= What is required =
Make an exact copy of the data below, leaving out every picture.

= Records from a data source =

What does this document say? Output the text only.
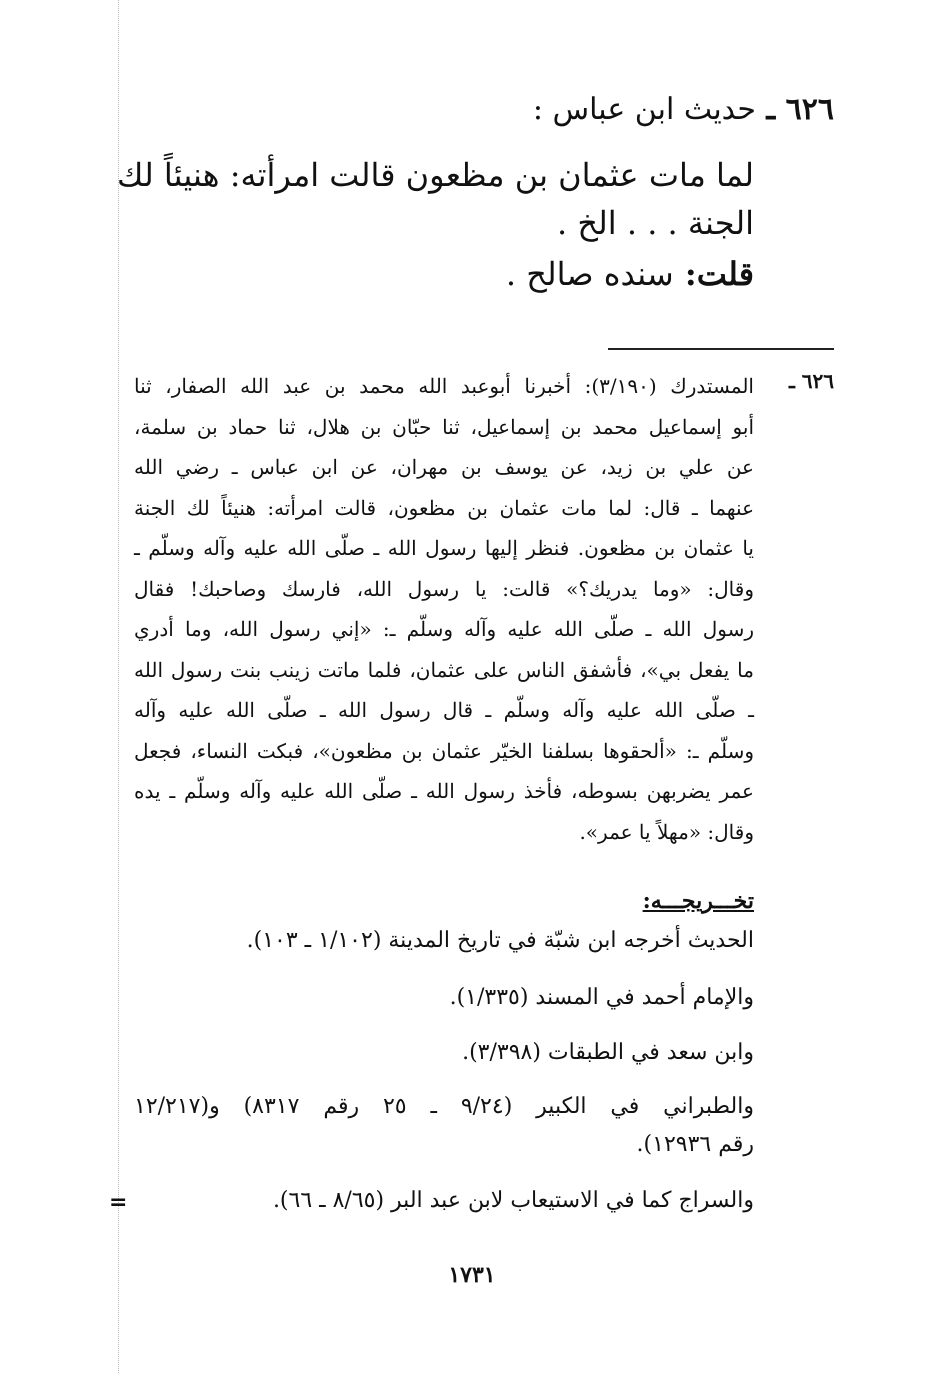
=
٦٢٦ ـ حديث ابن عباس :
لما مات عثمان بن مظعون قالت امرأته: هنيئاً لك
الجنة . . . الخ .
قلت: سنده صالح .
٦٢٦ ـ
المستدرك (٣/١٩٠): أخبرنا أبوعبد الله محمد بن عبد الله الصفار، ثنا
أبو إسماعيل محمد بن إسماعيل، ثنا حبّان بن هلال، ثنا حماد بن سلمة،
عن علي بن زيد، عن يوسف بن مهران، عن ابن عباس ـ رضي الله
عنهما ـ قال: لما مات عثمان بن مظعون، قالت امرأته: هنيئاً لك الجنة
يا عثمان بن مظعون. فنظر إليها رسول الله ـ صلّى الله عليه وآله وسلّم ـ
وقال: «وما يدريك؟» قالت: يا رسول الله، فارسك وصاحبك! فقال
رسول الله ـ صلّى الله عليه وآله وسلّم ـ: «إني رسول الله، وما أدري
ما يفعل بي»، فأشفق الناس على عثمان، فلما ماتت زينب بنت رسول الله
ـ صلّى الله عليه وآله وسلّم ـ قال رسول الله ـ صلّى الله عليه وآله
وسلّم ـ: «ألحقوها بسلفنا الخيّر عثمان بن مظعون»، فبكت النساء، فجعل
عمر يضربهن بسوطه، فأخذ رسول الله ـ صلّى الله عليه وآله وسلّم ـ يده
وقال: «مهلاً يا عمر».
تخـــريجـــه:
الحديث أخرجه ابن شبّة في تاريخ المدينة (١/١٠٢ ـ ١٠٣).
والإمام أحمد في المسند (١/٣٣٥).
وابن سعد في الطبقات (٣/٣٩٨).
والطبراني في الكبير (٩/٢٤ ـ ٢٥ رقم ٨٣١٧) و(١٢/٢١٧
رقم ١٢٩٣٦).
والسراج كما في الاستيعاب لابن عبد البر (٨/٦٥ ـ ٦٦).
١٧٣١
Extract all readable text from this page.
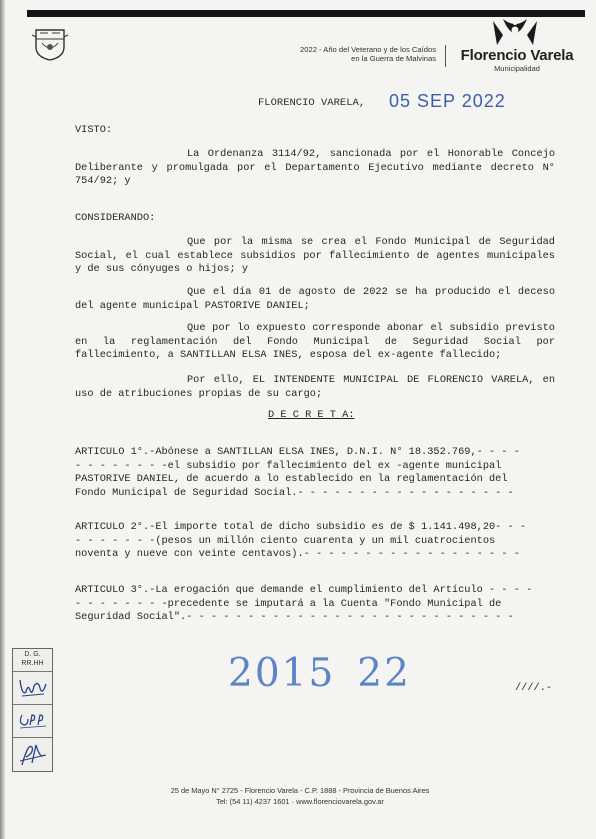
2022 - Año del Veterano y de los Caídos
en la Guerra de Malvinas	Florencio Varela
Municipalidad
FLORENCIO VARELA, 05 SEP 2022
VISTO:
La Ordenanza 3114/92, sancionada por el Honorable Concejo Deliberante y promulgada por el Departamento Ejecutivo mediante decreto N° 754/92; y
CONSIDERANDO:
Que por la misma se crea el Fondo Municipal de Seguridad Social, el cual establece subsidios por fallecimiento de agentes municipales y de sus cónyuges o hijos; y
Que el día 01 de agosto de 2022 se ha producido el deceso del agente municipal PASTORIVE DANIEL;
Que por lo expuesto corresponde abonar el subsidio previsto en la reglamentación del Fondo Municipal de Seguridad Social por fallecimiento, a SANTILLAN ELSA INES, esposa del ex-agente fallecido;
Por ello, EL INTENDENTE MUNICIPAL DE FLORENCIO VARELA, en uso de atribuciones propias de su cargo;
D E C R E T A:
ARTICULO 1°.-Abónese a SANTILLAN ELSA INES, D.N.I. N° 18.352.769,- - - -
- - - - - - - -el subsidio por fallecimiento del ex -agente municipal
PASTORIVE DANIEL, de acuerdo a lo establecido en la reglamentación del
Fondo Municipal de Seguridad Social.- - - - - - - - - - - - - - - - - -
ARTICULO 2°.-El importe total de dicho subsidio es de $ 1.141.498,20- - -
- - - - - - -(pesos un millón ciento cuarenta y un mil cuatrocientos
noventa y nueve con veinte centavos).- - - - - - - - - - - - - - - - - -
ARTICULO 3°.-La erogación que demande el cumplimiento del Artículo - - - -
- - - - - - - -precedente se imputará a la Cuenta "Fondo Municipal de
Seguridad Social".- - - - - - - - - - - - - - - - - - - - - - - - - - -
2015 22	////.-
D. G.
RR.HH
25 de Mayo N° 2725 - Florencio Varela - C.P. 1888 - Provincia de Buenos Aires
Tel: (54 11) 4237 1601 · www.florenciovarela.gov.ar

= Completed exercise =
What does this document say? Output the text only.
=
٦٢٦ ـ حديث ابن عباس :
لما مات عثمان بن مظعون قالت امرأته: هنيئاً لك
الجنة . . . الخ .
قلت: سنده صالح .
٦٢٦ ـ
المستدرك (٣/١٩٠): أخبرنا أبوعبد الله محمد بن عبد الله الصفار، ثنا
أبو إسماعيل محمد بن إسماعيل، ثنا حبّان بن هلال، ثنا حماد بن سلمة،
عن علي بن زيد، عن يوسف بن مهران، عن ابن عباس ـ رضي الله
عنهما ـ قال: لما مات عثمان بن مظعون، قالت امرأته: هنيئاً لك الجنة
يا عثمان بن مظعون. فنظر إليها رسول الله ـ صلّى الله عليه وآله وسلّم ـ
وقال: «وما يدريك؟» قالت: يا رسول الله، فارسك وصاحبك! فقال
رسول الله ـ صلّى الله عليه وآله وسلّم ـ: «إني رسول الله، وما أدري
ما يفعل بي»، فأشفق الناس على عثمان، فلما ماتت زينب بنت رسول الله
ـ صلّى الله عليه وآله وسلّم ـ قال رسول الله ـ صلّى الله عليه وآله
وسلّم ـ: «ألحقوها بسلفنا الخيّر عثمان بن مظعون»، فبكت النساء، فجعل
عمر يضربهن بسوطه، فأخذ رسول الله ـ صلّى الله عليه وآله وسلّم ـ يده
وقال: «مهلاً يا عمر».
تخـــريجـــه:
الحديث أخرجه ابن شبّة في تاريخ المدينة (١/١٠٢ ـ ١٠٣).
والإمام أحمد في المسند (١/٣٣٥).
وابن سعد في الطبقات (٣/٣٩٨).
والطبراني في الكبير (٩/٢٤ ـ ٢٥ رقم ٨٣١٧) و(١٢/٢١٧
رقم ١٢٩٣٦).
والسراج كما في الاستيعاب لابن عبد البر (٨/٦٥ ـ ٦٦).
١٧٣١
Extract all readable text from this page.
2022 - Año del Veterano y de los Caídos
en la Guerra de Malvinas	Florencio Varela
Municipalidad
FLORENCIO VARELA, 05 SEP 2022
VISTO:
La Ordenanza 3114/92, sancionada por el Honorable Concejo Deliberante y promulgada por el Departamento Ejecutivo mediante decreto N° 754/92; y
CONSIDERANDO:
Que por la misma se crea el Fondo Municipal de Seguridad Social, el cual establece subsidios por fallecimiento de agentes municipales y de sus cónyuges o hijos; y
Que el día 01 de agosto de 2022 se ha producido el deceso del agente municipal PASTORIVE DANIEL;
Que por lo expuesto corresponde abonar el subsidio previsto en la reglamentación del Fondo Municipal de Seguridad Social por fallecimiento, a SANTILLAN ELSA INES, esposa del ex-agente fallecido;
Por ello, EL INTENDENTE MUNICIPAL DE FLORENCIO VARELA, en uso de atribuciones propias de su cargo;
D E C R E T A:
ARTICULO 1°.-Abónese a SANTILLAN ELSA INES, D.N.I. N° 18.352.769,- - - -
- - - - - - - -el subsidio por fallecimiento del ex -agente municipal
PASTORIVE DANIEL, de acuerdo a lo establecido en la reglamentación del
Fondo Municipal de Seguridad Social.- - - - - - - - - - - - - - - - - -
ARTICULO 2°.-El importe total de dicho subsidio es de $ 1.141.498,20- - -
- - - - - - -(pesos un millón ciento cuarenta y un mil cuatrocientos
noventa y nueve con veinte centavos).- - - - - - - - - - - - - - - - - -
ARTICULO 3°.-La erogación que demande el cumplimiento del Artículo - - - -
- - - - - - - -precedente se imputará a la Cuenta "Fondo Municipal de
Seguridad Social".- - - - - - - - - - - - - - - - - - - - - - - - - - -
2015 22	////.-
D. G.
RR.HH
25 de Mayo N° 2725 - Florencio Varela - C.P. 1888 - Provincia de Buenos Aires
Tel: (54 11) 4237 1601 · www.florenciovarela.gov.ar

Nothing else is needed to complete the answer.